--- Start DATA IN THIS EXERCISE ---

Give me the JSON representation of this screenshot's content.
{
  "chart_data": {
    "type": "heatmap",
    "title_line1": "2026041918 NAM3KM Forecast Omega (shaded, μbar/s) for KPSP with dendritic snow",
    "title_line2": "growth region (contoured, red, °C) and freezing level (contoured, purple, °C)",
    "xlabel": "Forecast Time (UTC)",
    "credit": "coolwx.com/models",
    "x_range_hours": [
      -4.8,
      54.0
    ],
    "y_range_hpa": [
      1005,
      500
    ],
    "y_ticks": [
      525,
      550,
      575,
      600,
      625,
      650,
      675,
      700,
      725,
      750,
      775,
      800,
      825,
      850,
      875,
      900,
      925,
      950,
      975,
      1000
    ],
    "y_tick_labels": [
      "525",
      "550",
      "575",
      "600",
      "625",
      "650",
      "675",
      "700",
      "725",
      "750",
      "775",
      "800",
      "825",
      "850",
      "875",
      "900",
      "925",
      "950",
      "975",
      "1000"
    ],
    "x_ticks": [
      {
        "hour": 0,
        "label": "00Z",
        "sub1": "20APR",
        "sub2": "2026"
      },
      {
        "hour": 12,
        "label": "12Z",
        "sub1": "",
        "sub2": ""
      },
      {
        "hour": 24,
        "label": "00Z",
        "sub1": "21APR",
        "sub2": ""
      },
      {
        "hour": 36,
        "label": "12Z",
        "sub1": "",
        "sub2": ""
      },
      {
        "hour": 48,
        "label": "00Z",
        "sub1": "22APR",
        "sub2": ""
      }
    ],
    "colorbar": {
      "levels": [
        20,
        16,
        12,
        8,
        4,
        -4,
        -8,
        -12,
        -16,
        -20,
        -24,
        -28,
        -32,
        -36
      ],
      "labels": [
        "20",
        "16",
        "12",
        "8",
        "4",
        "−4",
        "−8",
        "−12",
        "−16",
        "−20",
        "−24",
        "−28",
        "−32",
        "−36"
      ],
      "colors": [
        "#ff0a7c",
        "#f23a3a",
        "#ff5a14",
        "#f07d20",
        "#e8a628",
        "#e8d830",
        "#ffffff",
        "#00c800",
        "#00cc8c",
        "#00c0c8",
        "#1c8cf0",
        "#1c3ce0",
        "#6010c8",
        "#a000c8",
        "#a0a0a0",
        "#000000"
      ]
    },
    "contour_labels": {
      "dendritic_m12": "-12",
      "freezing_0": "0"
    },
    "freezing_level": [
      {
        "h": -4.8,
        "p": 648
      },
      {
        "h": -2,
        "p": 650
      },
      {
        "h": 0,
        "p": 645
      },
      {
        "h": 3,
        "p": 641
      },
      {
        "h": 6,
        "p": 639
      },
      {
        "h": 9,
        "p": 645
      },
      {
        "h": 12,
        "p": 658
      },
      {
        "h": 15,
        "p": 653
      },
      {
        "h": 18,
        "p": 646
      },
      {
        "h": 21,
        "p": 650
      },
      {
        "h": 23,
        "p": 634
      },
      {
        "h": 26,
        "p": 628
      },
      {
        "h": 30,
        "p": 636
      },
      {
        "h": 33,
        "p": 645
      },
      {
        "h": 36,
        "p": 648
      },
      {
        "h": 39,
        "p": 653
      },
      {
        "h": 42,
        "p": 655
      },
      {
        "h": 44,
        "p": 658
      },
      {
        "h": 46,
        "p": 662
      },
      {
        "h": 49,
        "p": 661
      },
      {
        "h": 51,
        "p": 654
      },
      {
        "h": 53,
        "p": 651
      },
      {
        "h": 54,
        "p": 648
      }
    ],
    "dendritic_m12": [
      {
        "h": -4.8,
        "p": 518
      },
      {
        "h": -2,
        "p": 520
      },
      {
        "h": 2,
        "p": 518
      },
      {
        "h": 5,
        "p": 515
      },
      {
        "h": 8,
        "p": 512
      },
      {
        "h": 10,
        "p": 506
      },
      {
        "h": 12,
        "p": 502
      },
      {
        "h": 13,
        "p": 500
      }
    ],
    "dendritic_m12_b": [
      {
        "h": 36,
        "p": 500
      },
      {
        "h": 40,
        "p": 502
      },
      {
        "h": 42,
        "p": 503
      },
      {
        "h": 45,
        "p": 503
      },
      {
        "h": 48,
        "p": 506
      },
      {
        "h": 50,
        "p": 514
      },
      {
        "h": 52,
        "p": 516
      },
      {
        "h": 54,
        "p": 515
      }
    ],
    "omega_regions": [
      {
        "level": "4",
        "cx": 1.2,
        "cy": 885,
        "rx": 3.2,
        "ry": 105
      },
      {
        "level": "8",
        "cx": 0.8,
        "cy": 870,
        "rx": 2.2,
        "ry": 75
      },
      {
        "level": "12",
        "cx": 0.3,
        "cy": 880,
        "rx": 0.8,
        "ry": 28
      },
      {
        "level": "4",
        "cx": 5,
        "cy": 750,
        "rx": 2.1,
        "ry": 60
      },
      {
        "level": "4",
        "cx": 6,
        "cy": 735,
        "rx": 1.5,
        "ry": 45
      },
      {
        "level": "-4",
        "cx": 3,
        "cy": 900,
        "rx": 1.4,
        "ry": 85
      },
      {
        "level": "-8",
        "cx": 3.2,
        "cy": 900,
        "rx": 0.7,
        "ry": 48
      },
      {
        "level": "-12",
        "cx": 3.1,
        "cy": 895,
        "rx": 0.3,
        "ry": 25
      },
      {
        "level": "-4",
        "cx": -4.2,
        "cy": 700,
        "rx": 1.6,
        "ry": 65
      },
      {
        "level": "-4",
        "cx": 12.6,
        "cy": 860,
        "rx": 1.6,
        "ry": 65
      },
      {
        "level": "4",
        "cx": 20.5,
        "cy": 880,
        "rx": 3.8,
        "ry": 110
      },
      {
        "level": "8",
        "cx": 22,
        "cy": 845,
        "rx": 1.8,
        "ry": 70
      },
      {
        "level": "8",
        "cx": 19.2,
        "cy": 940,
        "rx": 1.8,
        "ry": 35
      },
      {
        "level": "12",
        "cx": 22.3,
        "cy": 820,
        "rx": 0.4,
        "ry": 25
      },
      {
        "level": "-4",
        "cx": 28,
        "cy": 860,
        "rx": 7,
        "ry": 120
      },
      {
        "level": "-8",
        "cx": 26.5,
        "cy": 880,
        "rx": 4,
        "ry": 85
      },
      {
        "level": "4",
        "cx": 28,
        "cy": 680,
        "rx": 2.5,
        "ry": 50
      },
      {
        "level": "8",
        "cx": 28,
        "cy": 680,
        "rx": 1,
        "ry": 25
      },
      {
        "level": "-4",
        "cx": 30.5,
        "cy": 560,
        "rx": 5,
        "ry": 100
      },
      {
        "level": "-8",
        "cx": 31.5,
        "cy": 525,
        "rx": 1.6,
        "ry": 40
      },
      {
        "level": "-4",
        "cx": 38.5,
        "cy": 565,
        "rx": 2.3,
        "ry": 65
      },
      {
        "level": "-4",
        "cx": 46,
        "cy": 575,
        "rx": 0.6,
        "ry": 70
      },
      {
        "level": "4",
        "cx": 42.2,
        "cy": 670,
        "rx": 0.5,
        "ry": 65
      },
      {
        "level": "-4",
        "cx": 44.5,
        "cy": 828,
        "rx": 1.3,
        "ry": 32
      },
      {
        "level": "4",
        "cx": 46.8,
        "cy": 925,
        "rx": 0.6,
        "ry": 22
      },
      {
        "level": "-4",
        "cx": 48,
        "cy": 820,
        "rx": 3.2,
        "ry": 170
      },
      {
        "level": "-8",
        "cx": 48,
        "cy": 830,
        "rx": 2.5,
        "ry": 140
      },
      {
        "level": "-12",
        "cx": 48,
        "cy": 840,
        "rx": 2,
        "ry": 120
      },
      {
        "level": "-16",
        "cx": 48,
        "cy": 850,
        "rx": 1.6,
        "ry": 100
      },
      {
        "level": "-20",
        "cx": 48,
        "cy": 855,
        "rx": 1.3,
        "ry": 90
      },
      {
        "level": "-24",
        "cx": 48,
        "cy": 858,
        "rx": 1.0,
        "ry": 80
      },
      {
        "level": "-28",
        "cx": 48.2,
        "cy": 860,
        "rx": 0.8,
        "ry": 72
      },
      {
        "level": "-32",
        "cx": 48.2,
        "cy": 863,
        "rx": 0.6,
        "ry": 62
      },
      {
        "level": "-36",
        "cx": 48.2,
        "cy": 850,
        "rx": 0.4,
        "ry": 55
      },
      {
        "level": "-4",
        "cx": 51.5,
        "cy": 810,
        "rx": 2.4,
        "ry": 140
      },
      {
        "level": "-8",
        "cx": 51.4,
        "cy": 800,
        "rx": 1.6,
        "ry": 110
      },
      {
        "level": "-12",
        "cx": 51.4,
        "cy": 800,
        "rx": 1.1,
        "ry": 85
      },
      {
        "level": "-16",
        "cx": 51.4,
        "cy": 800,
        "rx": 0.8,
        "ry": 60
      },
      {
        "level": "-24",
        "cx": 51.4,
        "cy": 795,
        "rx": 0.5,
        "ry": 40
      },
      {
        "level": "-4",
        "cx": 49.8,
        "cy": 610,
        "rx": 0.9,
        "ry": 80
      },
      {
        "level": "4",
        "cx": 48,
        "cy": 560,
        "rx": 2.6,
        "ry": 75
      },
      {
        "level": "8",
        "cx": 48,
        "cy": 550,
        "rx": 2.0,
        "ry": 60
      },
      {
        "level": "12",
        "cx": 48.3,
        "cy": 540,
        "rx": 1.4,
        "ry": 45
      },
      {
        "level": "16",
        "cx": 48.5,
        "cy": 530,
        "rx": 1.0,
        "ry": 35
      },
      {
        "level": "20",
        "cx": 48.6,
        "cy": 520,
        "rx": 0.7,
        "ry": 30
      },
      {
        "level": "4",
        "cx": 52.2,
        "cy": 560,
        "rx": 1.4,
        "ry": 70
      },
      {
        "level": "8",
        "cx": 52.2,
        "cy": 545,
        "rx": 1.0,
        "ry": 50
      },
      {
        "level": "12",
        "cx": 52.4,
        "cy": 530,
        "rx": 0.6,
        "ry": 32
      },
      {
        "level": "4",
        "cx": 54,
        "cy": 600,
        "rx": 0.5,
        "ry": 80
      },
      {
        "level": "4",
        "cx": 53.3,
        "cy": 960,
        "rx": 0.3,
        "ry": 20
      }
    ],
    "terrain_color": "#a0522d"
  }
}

--- End DATA IN THIS EXERCISE ---

## TASK DIRECTIONS
Copy every line above in which the string "Forecast" shows up.

## COMPLETE OUTPUT
    "title_line1": "2026041918 NAM3KM Forecast Omega (shaded, μbar/s) for KPSP with dendritic snow",
    "xlabel": "Forecast Time (UTC)",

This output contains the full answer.